• _Task to complete_
Wherever a line in the data below holds "card", copy that line.

(Extracted data entries)
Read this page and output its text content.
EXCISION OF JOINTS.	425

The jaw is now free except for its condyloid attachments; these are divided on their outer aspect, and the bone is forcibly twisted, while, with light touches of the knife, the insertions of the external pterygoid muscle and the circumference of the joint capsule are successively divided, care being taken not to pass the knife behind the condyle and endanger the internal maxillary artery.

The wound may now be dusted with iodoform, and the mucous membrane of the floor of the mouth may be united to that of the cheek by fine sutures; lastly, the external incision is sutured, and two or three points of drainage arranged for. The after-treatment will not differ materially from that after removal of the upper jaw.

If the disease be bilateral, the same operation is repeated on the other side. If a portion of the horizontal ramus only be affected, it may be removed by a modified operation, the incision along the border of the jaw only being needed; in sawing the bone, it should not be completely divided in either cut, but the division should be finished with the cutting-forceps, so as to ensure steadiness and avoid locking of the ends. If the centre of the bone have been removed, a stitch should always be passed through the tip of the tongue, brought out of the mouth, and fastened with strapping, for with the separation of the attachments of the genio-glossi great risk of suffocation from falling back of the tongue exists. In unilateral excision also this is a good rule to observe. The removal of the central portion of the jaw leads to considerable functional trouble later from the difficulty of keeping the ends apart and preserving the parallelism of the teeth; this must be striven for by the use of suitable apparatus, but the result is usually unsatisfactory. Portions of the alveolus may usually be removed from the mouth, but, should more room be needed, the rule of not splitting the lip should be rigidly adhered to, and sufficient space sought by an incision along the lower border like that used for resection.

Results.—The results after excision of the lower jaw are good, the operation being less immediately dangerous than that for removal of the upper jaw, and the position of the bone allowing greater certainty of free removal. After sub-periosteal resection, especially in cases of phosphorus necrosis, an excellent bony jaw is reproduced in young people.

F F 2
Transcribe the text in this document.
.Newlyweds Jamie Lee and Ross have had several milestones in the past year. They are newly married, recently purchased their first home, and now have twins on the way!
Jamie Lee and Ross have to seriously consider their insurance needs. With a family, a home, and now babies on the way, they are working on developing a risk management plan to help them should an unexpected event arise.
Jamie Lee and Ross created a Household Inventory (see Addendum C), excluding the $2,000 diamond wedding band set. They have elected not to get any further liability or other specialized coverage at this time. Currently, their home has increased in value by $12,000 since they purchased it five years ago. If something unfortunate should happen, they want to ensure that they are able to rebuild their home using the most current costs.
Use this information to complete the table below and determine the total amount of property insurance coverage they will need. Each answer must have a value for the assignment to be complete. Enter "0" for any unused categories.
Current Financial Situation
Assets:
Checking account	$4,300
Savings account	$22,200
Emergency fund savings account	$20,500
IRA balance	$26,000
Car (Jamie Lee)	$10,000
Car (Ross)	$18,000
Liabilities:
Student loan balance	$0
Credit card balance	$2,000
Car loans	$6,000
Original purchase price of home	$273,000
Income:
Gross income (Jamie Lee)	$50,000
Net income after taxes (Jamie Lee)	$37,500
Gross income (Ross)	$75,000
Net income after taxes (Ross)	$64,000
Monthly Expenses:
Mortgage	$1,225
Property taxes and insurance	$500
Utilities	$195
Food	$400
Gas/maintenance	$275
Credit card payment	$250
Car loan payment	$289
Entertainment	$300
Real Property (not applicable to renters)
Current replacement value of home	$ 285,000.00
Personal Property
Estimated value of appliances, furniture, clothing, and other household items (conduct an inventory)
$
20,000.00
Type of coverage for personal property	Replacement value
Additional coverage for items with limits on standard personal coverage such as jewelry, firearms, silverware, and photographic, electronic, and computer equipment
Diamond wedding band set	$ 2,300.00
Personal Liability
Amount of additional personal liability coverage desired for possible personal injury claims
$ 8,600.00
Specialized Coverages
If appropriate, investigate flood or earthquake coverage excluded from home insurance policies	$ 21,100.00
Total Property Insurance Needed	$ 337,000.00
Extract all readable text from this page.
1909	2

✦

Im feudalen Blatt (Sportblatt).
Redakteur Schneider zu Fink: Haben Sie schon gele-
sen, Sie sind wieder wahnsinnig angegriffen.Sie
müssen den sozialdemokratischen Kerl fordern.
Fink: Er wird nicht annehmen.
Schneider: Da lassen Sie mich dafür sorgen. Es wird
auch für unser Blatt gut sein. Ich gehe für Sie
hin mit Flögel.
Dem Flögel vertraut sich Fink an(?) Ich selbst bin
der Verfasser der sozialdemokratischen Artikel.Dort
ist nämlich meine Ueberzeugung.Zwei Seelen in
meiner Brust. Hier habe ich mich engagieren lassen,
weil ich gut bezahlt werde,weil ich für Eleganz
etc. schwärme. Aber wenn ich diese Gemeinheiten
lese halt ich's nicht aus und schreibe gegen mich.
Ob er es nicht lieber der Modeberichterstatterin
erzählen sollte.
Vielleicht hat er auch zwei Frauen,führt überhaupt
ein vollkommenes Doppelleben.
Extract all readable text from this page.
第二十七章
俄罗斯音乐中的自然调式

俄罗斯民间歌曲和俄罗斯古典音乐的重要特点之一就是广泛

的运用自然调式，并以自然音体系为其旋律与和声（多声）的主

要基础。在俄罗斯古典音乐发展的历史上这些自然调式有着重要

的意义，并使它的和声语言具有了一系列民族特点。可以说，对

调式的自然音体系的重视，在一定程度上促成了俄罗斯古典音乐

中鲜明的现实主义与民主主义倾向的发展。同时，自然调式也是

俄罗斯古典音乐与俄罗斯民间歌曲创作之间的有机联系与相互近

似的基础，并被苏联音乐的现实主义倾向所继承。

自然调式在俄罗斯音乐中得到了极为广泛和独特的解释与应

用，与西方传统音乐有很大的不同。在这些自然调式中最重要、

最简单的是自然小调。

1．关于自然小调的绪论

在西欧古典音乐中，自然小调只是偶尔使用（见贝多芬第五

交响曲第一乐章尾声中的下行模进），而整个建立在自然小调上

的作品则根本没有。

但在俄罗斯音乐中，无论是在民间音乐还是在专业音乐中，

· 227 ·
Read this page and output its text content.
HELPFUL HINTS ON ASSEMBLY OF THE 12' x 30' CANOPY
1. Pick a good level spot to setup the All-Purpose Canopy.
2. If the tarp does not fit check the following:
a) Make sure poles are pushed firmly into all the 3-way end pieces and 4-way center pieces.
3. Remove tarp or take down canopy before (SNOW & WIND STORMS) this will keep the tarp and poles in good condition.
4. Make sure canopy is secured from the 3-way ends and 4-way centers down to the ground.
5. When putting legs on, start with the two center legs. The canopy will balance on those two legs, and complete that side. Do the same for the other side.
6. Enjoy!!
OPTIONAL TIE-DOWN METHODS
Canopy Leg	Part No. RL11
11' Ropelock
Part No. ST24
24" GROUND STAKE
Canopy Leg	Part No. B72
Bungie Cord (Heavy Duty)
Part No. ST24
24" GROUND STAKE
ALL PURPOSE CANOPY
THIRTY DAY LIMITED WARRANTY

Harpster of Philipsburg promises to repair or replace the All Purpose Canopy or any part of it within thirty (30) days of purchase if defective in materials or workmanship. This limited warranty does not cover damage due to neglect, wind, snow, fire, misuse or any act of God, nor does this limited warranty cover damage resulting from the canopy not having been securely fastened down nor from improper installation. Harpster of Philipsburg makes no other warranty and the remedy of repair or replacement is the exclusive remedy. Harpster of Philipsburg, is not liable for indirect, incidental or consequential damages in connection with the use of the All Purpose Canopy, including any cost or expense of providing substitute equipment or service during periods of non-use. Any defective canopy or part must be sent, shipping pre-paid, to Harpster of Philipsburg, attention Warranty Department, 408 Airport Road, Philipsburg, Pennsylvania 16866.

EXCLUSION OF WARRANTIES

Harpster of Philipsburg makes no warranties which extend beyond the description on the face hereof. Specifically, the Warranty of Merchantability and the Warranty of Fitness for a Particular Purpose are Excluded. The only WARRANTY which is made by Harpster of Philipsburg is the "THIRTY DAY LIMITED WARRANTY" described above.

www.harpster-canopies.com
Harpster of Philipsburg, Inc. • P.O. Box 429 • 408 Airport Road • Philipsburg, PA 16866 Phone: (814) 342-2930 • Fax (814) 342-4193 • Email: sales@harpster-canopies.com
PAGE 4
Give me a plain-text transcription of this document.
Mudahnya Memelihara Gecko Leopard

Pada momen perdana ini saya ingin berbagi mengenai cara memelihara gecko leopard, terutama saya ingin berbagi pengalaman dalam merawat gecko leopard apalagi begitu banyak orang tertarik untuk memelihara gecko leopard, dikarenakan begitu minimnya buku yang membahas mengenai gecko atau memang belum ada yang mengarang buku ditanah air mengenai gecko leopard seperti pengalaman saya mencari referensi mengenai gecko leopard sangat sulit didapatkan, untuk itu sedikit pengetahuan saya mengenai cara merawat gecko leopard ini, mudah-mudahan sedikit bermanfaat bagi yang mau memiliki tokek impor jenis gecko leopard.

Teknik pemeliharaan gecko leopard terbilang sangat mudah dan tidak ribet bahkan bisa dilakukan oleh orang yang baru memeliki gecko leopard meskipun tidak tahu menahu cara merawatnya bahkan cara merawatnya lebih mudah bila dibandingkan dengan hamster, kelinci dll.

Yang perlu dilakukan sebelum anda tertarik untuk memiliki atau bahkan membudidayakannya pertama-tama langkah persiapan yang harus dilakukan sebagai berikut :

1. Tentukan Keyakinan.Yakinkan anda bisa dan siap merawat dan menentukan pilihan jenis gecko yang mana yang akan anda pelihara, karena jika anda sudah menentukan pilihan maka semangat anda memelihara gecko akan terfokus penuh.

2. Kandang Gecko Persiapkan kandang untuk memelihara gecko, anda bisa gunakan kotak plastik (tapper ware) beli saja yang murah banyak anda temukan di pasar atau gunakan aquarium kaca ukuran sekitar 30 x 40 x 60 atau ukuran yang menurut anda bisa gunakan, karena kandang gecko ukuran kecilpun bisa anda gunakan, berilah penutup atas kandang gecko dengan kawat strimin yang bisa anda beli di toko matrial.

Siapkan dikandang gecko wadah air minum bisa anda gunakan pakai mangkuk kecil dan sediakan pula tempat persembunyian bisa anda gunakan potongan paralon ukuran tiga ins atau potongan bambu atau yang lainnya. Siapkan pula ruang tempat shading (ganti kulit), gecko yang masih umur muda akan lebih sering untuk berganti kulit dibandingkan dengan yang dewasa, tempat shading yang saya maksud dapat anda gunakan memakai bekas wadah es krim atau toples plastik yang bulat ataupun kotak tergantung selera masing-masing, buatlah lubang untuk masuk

• _The output_
Credit card balance	$2,000
Credit card payment	$250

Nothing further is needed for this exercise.